* _Requirement_: Show all lines that include the string "Edlen"; copy each one.

* _Provided material_:
══════
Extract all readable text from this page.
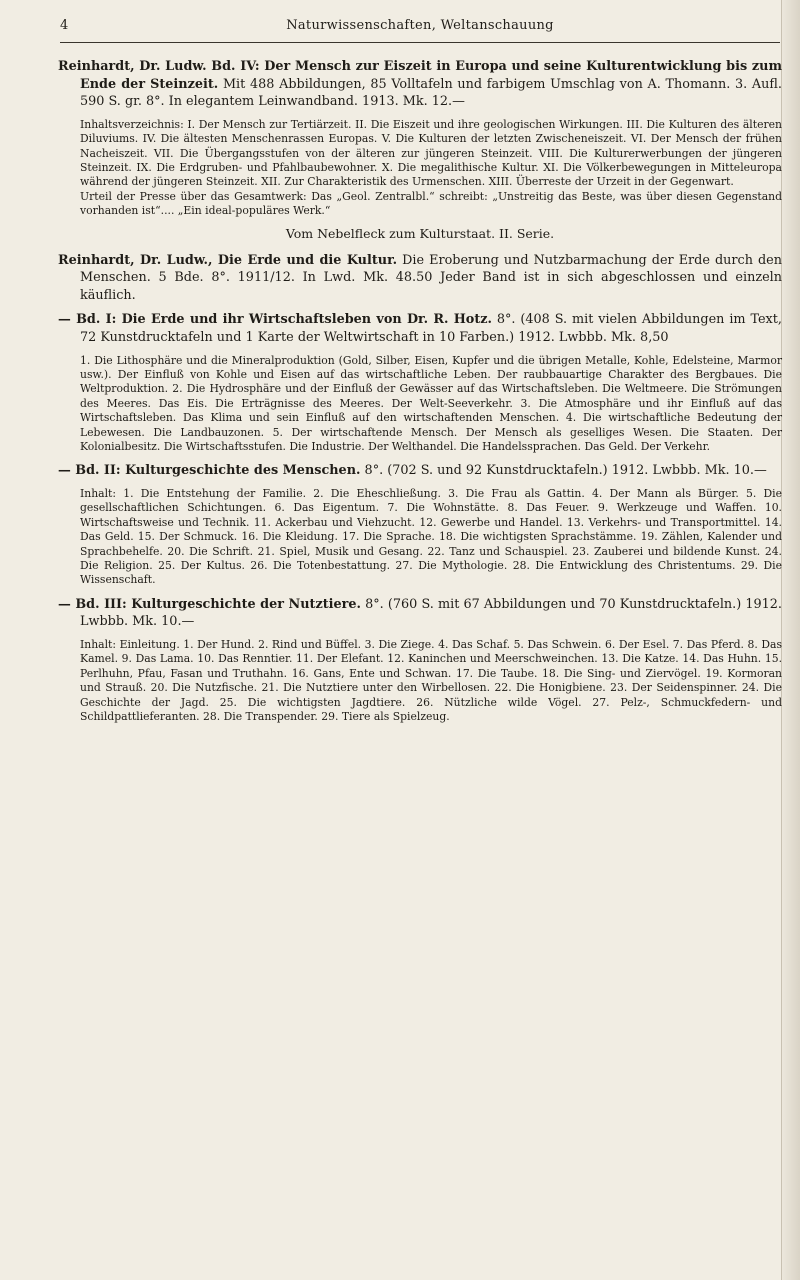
4	Naturwissenschaften, Weltanschauung

Reinhardt, Dr. Ludw. Bd. IV: Der Mensch zur Eiszeit in Europa und seine Kulturentwicklung bis zum Ende der Steinzeit. Mit 488 Abbildungen, 85 Volltafeln und farbigem Umschlag von A. Thomann. 3. Aufl. 590 S. gr. 8°. In elegantem Leinwandband. 1913. Mk. 12.—

Inhaltsverzeichnis: I. Der Mensch zur Tertiärzeit. II. Die Eiszeit und ihre geologischen Wirkungen. III. Die Kulturen des älteren Diluviums. IV. Die ältesten Menschenrassen Europas. V. Die Kulturen der letzten Zwischeneiszeit. VI. Der Mensch der frühen Nacheiszeit. VII. Die Übergangsstufen von der älteren zur jüngeren Steinzeit. VIII. Die Kulturerwerbungen der jüngeren Steinzeit. IX. Die Erdgruben- und Pfahlbaubewohner. X. Die megalithische Kultur. XI. Die Völkerbewegungen in Mitteleuropa während der jüngeren Steinzeit. XII. Zur Charakteristik des Urmenschen. XIII. Überreste der Urzeit in der Gegenwart.

Urteil der Presse über das Gesamtwerk: Das „Geol. Zentralbl.“ schreibt: „Unstreitig das Beste, was über diesen Gegenstand vorhanden ist“.... „Ein ideal-populäres Werk.“

Vom Nebelfleck zum Kulturstaat. II. Serie.

Reinhardt, Dr. Ludw., Die Erde und die Kultur. Die Eroberung und Nutzbarmachung der Erde durch den Menschen. 5 Bde. 8°. 1911/12. In Lwd. Mk. 48.50 Jeder Band ist in sich abgeschlossen und einzeln käuflich.

— Bd. I: Die Erde und ihr Wirtschaftsleben von Dr. R. Hotz. 8°. (408 S. mit vielen Abbildungen im Text, 72 Kunstdrucktafeln und 1 Karte der Weltwirtschaft in 10 Farben.) 1912. Lwbbb. Mk. 8,50

1. Die Lithosphäre und die Mineralproduktion (Gold, Silber, Eisen, Kupfer und die übrigen Metalle, Kohle, Edelsteine, Marmor usw.). Der Einfluß von Kohle und Eisen auf das wirtschaftliche Leben. Der raubbauartige Charakter des Bergbaues. Die Weltproduktion. 2. Die Hydrosphäre und der Einfluß der Gewässer auf das Wirtschaftsleben. Die Weltmeere. Die Strömungen des Meeres. Das Eis. Die Erträgnisse des Meeres. Der Welt-Seeverkehr. 3. Die Atmosphäre und ihr Einfluß auf das Wirtschaftsleben. Das Klima und sein Einfluß auf den wirtschaftenden Menschen. 4. Die wirtschaftliche Bedeutung der Lebewesen. Die Landbauzonen. 5. Der wirtschaftende Mensch. Der Mensch als geselliges Wesen. Die Staaten. Der Kolonialbesitz. Die Wirtschaftsstufen. Die Industrie. Der Welthandel. Die Handelssprachen. Das Geld. Der Verkehr.

— Bd. II: Kulturgeschichte des Menschen. 8°. (702 S. und 92 Kunstdrucktafeln.) 1912. Lwbbb. Mk. 10.—

Inhalt: 1. Die Entstehung der Familie. 2. Die Eheschließung. 3. Die Frau als Gattin. 4. Der Mann als Bürger. 5. Die gesellschaftlichen Schichtungen. 6. Das Eigentum. 7. Die Wohnstätte. 8. Das Feuer. 9. Werkzeuge und Waffen. 10. Wirtschaftsweise und Technik. 11. Ackerbau und Viehzucht. 12. Gewerbe und Handel. 13. Verkehrs- und Transportmittel. 14. Das Geld. 15. Der Schmuck. 16. Die Kleidung. 17. Die Sprache. 18. Die wichtigsten Sprachstämme. 19. Zählen, Kalender und Sprachbehelfe. 20. Die Schrift. 21. Spiel, Musik und Gesang. 22. Tanz und Schauspiel. 23. Zauberei und bildende Kunst. 24. Die Religion. 25. Der Kultus. 26. Die Totenbestattung. 27. Die Mythologie. 28. Die Entwicklung des Christentums. 29. Die Wissenschaft.

— Bd. III: Kulturgeschichte der Nutztiere. 8°. (760 S. mit 67 Abbildungen und 70 Kunstdrucktafeln.) 1912. Lwbbb. Mk. 10.—

Inhalt: Einleitung. 1. Der Hund. 2. Rind und Büffel. 3. Die Ziege. 4. Das Schaf. 5. Das Schwein. 6. Der Esel. 7. Das Pferd. 8. Das Kamel. 9. Das Lama. 10. Das Renntier. 11. Der Elefant. 12. Kaninchen und Meerschweinchen. 13. Die Katze. 14. Das Huhn. 15. Perlhuhn, Pfau, Fasan und Truthahn. 16. Gans, Ente und Schwan. 17. Die Taube. 18. Die Sing- und Ziervögel. 19. Kormoran und Strauß. 20. Die Nutzfische. 21. Die Nutztiere unter den Wirbellosen. 22. Die Honigbiene. 23. Der Seidenspinner. 24. Die Geschichte der Jagd. 25. Die wichtigsten Jagdtiere. 26. Nützliche wilde Vögel. 27. Pelz-, Schmuckfedern- und Schildpattlieferanten. 28. Die Transpender. 29. Tiere als Spielzeug.
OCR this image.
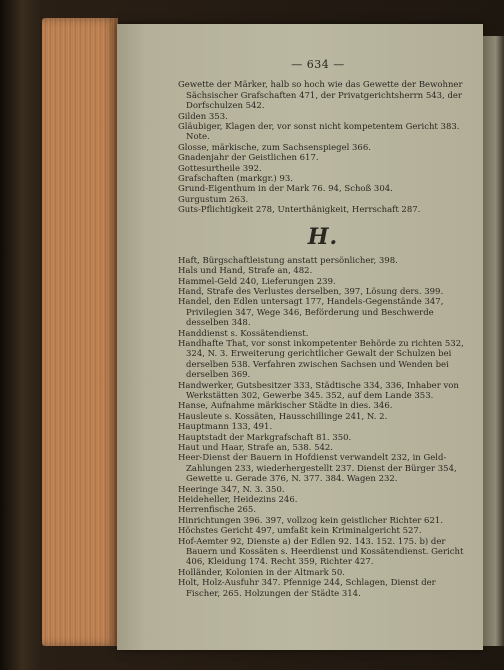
— 634 —

Gewette der Märker, halb so hoch wie das Gewette der Bewohner Sächsischer Grafschaften 471, der Privatgerichtsherrn 543, der Dorfschulzen 542.

Gilden 353.

Gläubiger, Klagen der, vor sonst nicht kompetentem Gericht 383. Note.

Glosse, märkische, zum Sachsenspiegel 366.

Gnadenjahr der Geistlichen 617.

Gottesurtheile 392.

Grafschaften (markgr.) 93.

Grund-Eigenthum in der Mark 76. 94, Schoß 304.

Gurgustum 263.

Guts-Pflichtigkeit 278, Unterthänigkeit, Herrschaft 287.

H.

Haft, Bürgschaftleistung anstatt persönlicher, 398.

Hals und Hand, Strafe an, 482.

Hammel-Geld 240, Lieferungen 239.

Hand, Strafe des Verlustes derselben, 397, Lösung ders. 399.

Handel, den Edlen untersagt 177, Handels-Gegenstände 347, Privilegien 347, Wege 346, Beförderung und Beschwerde desselben 348.

Handdienst s. Kossätendienst.

Handhafte That, vor sonst inkompetenter Behörde zu richten 532, 324, N. 3. Erweiterung gerichtlicher Gewalt der Schulzen bei derselben 538. Verfahren zwischen Sachsen und Wenden bei derselben 369.

Handwerker, Gutsbesitzer 333, Städtische 334, 336, Inhaber von Werkstätten 302, Gewerbe 345. 352, auf dem Lande 353.

Hanse, Aufnahme märkischer Städte in dies. 346.

Hausleute s. Kossäten, Hausschillinge 241, N. 2.

Hauptmann 133, 491.

Hauptstadt der Markgrafschaft 81. 350.

Haut und Haar, Strafe an, 538. 542.

Heer-Dienst der Bauern in Hofdienst verwandelt 232, in Geld-Zahlungen 233, wiederhergestellt 237. Dienst der Bürger 354, Gewette u. Gerade 376, N. 377. 384. Wagen 232.

Heeringe 347, N. 3. 350.

Heideheller, Heidezins 246.

Herrenfische 265.

Hinrichtungen 396. 397, vollzog kein geistlicher Richter 621.

Höchstes Gericht 497, umfaßt kein Kriminalgericht 527.

Hof-Aemter 92, Dienste a) der Edlen 92. 143. 152. 175. b) der Bauern und Kossäten s. Heerdienst und Kossätendienst. Gericht 406, Kleidung 174. Recht 359, Richter 427.

Holländer, Kolonien in der Altmark 50.

Holt, Holz-Ausfuhr 347. Pfennige 244, Schlagen, Dienst der Fischer, 265. Holzungen der Städte 314.
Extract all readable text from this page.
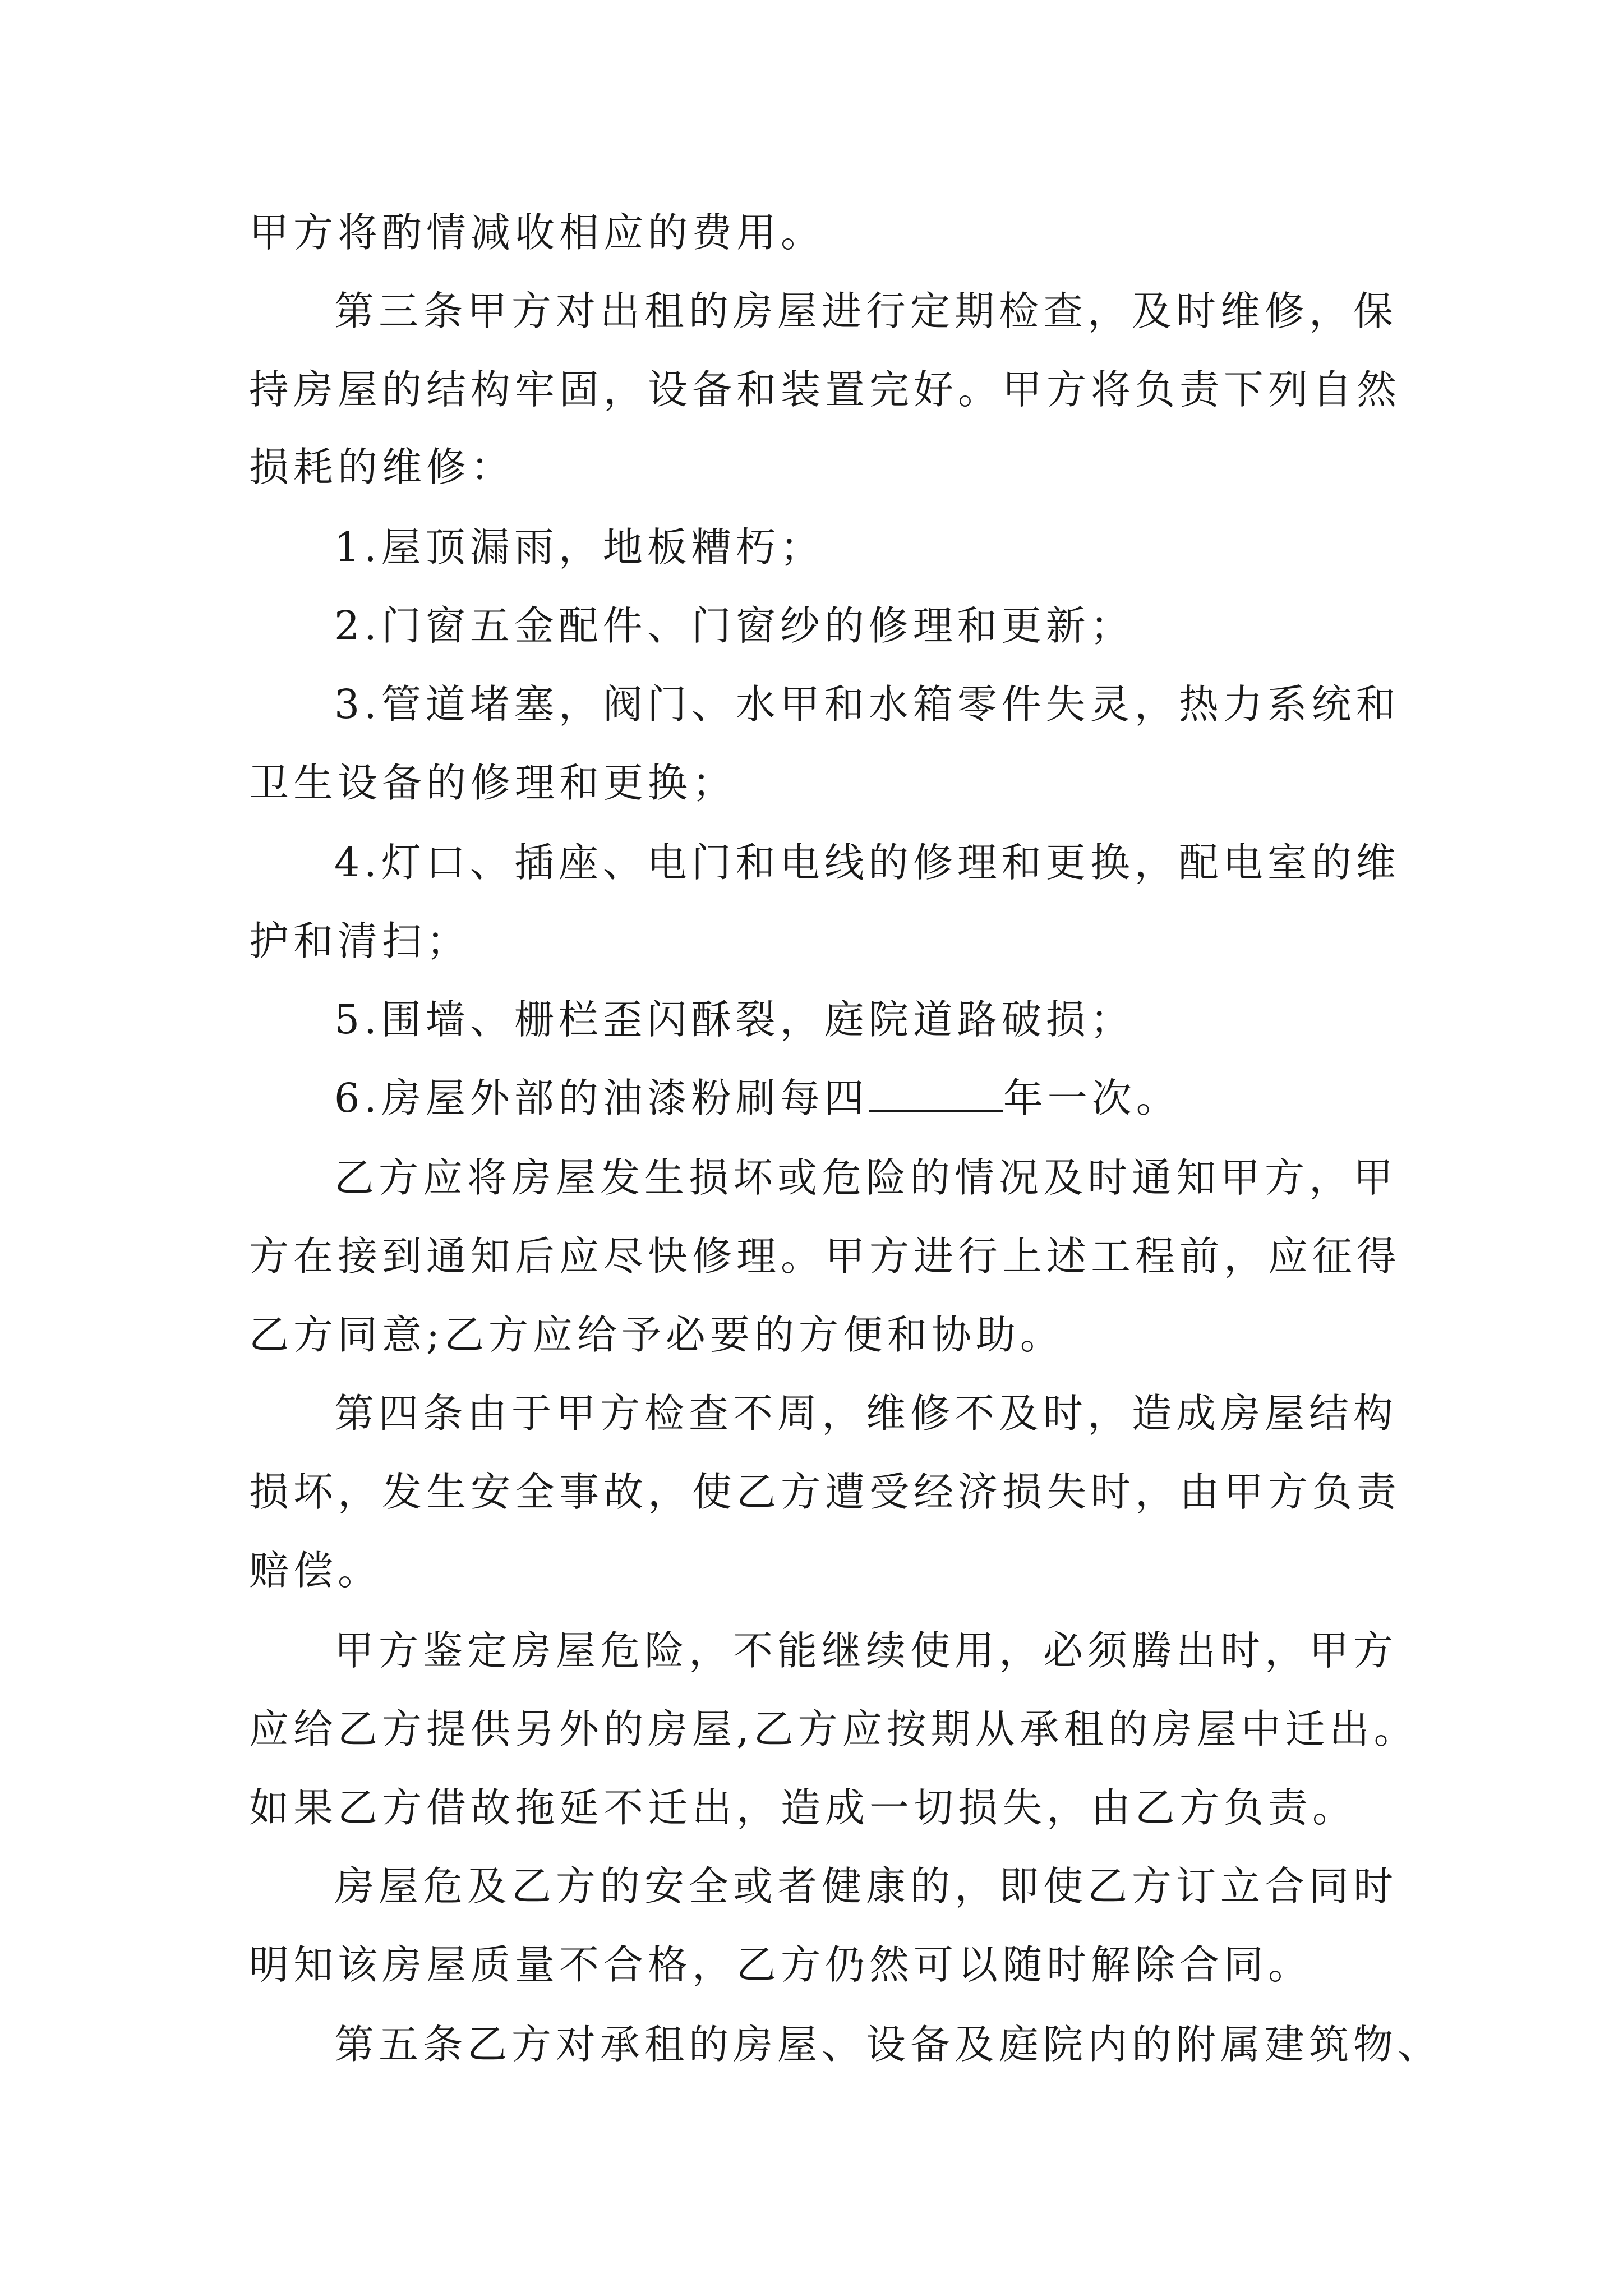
甲方将酌情减收相应的费用。
第三条甲方对出租的房屋进行定期检查，及时维修，保
持房屋的结构牢固，设备和装置完好。甲方将负责下列自然
损耗的维修：
1.屋顶漏雨，地板糟朽；
2.门窗五金配件、门窗纱的修理和更新；
3.管道堵塞，阀门、水甲和水箱零件失灵，热力系统和
卫生设备的修理和更换；
4.灯口、插座、电门和电线的修理和更换，配电室的维
护和清扫；
5.围墙、栅栏歪闪酥裂，庭院道路破损；
6.房屋外部的油漆粉刷每四	年一次。
乙方应将房屋发生损坏或危险的情况及时通知甲方，甲
方在接到通知后应尽快修理。甲方进行上述工程前，应征得
乙方同意;乙方应给予必要的方便和协助。
第四条由于甲方检查不周，维修不及时，造成房屋结构
损坏，发生安全事故，使乙方遭受经济损失时，由甲方负责
赔偿。
甲方鉴定房屋危险，不能继续使用，必须腾出时，甲方
应给乙方提供另外的房屋,乙方应按期从承租的房屋中迁出。
如果乙方借故拖延不迁出，造成一切损失，由乙方负责。
房屋危及乙方的安全或者健康的，即使乙方订立合同时
明知该房屋质量不合格，乙方仍然可以随时解除合同。
第五条乙方对承租的房屋、设备及庭院内的附属建筑物、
══════
* _Reply to the task_:
Handel, den Edlen untersagt 177, Handels-Gegenstände 347, Privilegien 347, Wege 346, Beförderung und Beschwerde desselben 348.
Hof-Aemter 92, Dienste a) der Edlen 92. 143. 152. 175. b) der Bauern und Kossäten s. Heerdienst und Kossätendienst. Gericht 406, Kleidung 174. Recht 359, Richter 427.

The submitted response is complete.